◆ Items
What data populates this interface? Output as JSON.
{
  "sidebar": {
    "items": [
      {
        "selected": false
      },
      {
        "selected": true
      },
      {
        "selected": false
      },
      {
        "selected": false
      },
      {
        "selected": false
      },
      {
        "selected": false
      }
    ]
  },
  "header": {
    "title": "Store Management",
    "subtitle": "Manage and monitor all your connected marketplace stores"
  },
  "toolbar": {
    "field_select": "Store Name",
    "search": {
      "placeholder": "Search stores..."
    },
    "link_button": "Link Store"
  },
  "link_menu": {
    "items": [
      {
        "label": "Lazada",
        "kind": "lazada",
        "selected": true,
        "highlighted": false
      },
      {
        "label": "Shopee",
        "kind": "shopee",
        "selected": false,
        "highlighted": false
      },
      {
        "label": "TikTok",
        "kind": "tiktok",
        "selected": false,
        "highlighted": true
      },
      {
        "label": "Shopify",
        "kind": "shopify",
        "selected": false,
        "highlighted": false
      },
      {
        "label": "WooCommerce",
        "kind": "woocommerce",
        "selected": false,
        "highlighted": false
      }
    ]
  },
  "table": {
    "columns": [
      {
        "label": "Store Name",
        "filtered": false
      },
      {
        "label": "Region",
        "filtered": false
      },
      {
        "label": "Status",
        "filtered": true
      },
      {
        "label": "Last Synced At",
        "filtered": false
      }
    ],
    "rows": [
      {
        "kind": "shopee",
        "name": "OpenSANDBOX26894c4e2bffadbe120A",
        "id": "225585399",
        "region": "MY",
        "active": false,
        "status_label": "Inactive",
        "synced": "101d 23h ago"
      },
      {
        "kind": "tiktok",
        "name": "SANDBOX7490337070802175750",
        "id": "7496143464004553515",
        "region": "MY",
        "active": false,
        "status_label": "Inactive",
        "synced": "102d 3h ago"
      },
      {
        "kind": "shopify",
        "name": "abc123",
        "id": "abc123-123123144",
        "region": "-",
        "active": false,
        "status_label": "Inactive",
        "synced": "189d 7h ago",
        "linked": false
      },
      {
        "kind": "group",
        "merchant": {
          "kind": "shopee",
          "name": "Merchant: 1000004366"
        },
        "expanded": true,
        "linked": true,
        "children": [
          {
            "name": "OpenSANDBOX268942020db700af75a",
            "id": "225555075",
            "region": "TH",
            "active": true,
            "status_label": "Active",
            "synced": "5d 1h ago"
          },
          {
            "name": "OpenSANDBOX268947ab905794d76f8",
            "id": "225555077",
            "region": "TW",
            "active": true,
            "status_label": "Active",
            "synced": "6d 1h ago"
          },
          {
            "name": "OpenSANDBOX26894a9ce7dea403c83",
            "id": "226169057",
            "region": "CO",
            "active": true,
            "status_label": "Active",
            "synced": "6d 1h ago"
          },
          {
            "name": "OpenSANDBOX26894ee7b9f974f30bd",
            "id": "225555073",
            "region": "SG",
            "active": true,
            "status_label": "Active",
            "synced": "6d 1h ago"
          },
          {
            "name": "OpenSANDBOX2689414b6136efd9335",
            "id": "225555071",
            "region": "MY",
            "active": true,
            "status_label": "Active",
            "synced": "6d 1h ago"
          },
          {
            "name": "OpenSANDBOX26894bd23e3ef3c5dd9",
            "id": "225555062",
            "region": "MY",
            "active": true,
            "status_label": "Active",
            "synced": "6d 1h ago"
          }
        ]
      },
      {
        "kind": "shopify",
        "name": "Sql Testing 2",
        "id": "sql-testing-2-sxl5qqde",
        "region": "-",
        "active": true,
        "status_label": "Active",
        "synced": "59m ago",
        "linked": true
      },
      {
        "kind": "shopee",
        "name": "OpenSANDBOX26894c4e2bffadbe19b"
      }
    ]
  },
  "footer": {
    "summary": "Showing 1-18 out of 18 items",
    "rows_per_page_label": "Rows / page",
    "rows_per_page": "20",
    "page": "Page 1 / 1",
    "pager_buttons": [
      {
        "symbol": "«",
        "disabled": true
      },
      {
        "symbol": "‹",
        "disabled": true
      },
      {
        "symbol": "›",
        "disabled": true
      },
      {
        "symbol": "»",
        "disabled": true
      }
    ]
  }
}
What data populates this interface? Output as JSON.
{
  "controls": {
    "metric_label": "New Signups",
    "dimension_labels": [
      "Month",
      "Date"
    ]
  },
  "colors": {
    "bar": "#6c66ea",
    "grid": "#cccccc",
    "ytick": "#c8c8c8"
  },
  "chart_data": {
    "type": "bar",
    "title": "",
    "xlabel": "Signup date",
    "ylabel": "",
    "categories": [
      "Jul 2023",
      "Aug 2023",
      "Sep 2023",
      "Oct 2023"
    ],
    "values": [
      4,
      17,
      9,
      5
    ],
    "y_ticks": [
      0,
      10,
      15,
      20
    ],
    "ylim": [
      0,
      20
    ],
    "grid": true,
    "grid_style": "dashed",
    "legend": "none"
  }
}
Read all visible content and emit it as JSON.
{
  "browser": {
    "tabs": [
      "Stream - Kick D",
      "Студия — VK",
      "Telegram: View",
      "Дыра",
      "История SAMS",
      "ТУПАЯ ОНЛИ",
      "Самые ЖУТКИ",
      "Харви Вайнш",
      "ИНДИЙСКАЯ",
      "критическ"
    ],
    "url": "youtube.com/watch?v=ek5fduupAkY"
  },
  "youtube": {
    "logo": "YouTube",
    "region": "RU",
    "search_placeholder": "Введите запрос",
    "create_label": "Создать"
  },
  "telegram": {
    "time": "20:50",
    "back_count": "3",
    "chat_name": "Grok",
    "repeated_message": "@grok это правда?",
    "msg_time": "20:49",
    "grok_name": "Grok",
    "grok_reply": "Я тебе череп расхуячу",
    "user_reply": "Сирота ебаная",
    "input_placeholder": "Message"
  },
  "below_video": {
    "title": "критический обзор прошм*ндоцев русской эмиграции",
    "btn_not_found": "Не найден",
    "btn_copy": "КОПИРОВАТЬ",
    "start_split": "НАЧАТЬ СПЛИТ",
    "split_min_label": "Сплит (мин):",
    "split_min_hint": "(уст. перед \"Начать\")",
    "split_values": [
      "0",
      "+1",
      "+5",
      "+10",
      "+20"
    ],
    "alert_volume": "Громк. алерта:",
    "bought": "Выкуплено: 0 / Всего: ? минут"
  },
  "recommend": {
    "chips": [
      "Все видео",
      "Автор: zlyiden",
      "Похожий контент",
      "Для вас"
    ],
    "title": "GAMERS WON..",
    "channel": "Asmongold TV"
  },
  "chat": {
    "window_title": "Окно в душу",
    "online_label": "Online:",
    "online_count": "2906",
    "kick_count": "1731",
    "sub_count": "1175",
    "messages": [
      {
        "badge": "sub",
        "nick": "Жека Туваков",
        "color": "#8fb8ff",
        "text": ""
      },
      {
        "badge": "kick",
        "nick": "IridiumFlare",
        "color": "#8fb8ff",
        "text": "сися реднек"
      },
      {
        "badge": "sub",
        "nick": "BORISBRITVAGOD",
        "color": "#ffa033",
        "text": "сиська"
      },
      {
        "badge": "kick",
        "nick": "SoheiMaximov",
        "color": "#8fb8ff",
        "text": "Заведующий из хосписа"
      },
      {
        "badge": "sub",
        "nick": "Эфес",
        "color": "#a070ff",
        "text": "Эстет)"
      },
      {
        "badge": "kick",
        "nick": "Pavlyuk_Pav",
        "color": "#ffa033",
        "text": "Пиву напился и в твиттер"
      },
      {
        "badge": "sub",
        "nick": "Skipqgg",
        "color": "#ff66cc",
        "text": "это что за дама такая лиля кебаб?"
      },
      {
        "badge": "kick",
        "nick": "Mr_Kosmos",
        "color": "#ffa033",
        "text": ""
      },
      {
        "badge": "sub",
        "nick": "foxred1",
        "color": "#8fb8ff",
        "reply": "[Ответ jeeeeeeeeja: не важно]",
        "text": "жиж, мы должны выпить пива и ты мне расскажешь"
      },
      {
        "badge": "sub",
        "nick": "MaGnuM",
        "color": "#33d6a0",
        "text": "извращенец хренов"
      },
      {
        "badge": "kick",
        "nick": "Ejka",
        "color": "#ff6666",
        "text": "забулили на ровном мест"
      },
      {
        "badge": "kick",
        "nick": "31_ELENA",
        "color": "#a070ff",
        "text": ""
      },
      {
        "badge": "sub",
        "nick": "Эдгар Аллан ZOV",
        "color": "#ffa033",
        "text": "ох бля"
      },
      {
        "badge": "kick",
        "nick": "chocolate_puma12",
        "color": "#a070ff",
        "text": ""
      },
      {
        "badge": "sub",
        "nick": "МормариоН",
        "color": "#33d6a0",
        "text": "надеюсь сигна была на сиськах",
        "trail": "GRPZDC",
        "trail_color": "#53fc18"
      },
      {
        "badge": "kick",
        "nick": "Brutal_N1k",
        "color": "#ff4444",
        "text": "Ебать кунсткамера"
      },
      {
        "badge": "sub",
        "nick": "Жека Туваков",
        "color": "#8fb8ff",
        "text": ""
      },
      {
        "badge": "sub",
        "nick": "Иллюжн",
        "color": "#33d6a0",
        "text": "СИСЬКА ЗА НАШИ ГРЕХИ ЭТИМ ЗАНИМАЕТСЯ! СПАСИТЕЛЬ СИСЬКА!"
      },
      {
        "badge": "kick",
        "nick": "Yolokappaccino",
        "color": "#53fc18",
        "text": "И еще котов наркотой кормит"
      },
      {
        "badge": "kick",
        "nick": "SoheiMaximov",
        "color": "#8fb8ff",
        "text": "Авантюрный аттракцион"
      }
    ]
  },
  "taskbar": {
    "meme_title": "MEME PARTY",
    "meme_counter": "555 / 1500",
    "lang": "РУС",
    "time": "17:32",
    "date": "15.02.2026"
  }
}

◆ What you need to do
Scan the material above for the string "stores" and return the lines that hold it.

◆ Written response
    "subtitle": "Manage and monitor all your connected marketplace stores"
      "placeholder": "Search stores..."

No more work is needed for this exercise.